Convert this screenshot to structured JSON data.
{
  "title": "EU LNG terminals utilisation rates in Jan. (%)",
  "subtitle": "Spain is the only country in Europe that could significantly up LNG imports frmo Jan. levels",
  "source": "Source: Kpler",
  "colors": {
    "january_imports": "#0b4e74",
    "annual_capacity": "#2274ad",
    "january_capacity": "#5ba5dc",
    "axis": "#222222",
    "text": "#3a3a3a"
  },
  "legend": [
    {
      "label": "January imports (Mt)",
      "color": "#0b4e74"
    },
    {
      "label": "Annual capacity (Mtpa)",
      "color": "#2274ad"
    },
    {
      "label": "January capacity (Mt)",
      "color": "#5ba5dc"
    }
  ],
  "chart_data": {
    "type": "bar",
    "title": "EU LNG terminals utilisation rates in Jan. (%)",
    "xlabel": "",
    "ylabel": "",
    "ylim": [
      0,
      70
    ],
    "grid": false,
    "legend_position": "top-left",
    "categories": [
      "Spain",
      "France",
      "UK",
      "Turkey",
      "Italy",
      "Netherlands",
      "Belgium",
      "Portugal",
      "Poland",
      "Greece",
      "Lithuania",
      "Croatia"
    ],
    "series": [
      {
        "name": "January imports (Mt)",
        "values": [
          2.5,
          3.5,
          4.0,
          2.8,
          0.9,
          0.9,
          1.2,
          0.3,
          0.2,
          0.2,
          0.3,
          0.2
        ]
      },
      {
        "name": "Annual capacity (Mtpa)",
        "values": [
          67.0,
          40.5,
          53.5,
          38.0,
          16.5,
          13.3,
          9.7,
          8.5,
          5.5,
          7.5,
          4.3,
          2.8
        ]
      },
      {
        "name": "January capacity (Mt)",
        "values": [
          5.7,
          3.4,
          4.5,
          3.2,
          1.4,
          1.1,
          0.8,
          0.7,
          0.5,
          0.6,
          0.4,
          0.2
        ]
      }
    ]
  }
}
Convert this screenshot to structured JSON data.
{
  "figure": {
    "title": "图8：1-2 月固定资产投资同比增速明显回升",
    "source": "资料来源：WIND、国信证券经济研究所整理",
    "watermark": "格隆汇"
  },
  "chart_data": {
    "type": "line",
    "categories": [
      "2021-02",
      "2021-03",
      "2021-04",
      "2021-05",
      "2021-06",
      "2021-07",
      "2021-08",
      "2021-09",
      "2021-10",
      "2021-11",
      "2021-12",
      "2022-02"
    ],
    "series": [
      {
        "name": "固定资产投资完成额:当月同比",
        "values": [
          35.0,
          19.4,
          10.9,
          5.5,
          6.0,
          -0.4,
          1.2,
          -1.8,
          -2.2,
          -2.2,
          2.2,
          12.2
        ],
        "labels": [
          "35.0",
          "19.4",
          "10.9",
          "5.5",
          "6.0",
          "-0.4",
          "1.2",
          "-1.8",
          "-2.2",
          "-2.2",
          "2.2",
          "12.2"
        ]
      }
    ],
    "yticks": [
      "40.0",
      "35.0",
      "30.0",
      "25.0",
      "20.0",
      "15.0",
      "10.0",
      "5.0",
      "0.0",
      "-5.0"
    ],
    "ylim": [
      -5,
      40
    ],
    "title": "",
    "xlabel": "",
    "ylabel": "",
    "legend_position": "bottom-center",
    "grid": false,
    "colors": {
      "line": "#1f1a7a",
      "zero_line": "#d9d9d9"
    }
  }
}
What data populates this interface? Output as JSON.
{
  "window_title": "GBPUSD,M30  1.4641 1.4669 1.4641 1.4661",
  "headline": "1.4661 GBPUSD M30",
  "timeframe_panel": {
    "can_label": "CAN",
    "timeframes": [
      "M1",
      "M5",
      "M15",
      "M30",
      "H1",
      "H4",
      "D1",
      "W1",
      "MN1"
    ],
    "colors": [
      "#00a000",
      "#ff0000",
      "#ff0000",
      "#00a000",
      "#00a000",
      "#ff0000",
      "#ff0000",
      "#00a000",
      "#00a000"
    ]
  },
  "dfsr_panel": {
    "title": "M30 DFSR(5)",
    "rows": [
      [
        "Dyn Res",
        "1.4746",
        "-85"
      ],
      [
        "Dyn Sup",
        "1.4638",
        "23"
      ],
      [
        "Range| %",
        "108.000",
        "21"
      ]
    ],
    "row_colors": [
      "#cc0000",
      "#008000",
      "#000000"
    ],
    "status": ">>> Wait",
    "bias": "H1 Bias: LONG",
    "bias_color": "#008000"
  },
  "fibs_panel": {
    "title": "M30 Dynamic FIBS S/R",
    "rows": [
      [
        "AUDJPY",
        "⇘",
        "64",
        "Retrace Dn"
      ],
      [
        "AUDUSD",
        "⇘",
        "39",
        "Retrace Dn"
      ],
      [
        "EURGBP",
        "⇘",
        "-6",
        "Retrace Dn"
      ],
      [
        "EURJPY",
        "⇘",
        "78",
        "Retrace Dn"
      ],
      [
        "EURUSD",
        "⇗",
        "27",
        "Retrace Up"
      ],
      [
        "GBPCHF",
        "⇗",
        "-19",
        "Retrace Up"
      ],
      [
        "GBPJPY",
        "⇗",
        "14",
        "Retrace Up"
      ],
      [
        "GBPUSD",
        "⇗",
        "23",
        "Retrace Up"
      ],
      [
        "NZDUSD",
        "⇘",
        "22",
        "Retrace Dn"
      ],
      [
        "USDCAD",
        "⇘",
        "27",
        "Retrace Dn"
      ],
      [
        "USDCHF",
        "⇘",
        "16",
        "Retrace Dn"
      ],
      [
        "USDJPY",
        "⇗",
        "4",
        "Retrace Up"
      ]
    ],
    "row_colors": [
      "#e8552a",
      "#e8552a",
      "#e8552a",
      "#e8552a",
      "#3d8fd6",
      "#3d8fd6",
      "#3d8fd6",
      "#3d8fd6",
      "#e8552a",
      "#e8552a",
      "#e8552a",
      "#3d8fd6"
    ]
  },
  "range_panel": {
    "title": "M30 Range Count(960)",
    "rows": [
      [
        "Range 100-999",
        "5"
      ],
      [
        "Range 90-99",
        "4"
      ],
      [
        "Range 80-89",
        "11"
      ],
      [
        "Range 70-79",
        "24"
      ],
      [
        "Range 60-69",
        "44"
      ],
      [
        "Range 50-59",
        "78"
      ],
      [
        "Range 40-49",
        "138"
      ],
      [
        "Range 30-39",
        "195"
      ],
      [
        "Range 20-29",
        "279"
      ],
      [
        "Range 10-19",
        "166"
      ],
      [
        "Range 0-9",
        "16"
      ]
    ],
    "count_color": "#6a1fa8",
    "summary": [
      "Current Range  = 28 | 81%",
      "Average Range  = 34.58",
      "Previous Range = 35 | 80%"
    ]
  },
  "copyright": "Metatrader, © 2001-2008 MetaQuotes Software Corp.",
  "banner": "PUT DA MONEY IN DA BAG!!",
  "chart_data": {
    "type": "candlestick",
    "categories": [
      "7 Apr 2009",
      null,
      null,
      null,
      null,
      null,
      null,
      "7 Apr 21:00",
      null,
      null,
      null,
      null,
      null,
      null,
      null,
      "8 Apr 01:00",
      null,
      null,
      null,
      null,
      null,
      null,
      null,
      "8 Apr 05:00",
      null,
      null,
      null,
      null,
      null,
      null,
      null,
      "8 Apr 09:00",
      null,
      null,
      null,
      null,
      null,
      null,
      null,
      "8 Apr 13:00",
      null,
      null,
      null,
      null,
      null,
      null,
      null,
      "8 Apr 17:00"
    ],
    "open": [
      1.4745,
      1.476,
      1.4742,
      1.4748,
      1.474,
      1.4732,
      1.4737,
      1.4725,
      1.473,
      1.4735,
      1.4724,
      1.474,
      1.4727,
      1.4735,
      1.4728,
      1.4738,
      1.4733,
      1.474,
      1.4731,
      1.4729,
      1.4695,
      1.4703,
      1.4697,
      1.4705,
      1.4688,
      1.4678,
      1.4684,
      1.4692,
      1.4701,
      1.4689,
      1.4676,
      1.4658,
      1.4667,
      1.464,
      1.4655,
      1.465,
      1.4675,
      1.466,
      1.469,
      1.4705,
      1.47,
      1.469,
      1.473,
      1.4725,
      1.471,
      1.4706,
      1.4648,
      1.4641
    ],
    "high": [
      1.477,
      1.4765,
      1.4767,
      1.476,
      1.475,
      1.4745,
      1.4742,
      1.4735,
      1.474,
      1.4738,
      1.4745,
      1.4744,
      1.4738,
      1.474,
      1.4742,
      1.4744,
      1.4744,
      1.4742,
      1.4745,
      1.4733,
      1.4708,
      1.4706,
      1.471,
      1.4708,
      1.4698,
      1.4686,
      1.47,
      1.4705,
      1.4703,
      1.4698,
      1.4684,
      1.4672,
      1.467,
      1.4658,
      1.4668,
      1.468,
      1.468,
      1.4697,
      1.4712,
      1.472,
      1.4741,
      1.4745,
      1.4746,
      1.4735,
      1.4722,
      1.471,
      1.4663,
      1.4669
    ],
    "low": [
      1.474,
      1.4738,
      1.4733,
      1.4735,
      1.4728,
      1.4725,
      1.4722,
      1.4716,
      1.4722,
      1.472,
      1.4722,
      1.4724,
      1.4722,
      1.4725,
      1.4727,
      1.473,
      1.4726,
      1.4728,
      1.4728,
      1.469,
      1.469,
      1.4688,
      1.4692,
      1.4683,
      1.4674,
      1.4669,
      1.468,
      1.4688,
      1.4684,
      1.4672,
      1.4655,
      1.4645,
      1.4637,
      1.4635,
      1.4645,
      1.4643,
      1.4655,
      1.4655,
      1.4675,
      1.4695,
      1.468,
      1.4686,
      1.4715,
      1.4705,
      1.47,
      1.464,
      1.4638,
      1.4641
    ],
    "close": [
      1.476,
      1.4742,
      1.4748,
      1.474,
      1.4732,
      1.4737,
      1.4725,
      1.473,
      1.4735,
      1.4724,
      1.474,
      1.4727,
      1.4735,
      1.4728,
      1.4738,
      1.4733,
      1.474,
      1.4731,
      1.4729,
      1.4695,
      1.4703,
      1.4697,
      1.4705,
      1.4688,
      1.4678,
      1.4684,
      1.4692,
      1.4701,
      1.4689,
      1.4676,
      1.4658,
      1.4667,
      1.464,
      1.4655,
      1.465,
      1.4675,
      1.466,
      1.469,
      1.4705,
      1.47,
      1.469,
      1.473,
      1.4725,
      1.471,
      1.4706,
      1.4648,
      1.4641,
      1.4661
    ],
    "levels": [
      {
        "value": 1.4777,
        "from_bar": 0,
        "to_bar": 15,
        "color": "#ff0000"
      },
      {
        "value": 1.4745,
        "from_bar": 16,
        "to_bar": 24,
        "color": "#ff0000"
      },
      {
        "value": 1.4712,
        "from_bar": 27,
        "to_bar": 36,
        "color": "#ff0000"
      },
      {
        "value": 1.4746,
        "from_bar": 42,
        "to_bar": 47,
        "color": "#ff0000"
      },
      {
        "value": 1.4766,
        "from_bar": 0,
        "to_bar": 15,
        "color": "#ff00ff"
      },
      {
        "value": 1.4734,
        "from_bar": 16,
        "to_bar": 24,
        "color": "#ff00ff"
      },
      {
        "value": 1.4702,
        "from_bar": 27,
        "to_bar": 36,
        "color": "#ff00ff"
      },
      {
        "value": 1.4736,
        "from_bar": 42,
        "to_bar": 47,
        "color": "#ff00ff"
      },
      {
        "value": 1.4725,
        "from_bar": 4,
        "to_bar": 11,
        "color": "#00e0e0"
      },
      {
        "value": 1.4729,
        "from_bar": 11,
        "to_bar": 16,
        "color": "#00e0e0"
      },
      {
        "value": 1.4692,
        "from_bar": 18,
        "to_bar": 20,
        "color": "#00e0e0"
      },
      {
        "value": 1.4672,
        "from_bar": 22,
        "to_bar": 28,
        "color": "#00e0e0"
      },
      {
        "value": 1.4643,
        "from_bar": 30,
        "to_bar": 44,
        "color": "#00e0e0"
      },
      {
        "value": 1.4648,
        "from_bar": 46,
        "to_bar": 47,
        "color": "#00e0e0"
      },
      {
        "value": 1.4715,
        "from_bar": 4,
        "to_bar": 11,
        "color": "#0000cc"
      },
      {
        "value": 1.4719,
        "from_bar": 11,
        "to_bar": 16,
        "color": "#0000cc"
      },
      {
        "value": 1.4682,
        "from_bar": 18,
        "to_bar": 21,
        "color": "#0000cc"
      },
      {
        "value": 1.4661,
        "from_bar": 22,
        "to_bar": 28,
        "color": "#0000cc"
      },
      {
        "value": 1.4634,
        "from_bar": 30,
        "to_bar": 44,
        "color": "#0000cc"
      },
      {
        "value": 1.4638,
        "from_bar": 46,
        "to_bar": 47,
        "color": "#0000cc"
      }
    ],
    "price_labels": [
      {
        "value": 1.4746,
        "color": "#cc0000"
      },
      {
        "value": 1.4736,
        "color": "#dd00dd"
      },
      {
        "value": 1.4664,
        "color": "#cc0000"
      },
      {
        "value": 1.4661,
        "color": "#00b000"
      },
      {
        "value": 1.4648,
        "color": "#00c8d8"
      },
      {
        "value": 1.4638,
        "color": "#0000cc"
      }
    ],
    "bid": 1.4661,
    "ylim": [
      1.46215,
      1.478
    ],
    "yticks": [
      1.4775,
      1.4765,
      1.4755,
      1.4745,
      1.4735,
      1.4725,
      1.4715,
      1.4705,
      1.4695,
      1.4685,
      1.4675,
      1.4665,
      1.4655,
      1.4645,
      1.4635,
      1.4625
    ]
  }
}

◆ ◆ ◆ ◆ ◆ ◆ ◆

# Problem statement
From the entries above, copy out every line where the string "rates" appears.

# Answer to the exercise
  "title": "EU LNG terminals utilisation rates in Jan. (%)",
    "title": "EU LNG terminals utilisation rates in Jan. (%)",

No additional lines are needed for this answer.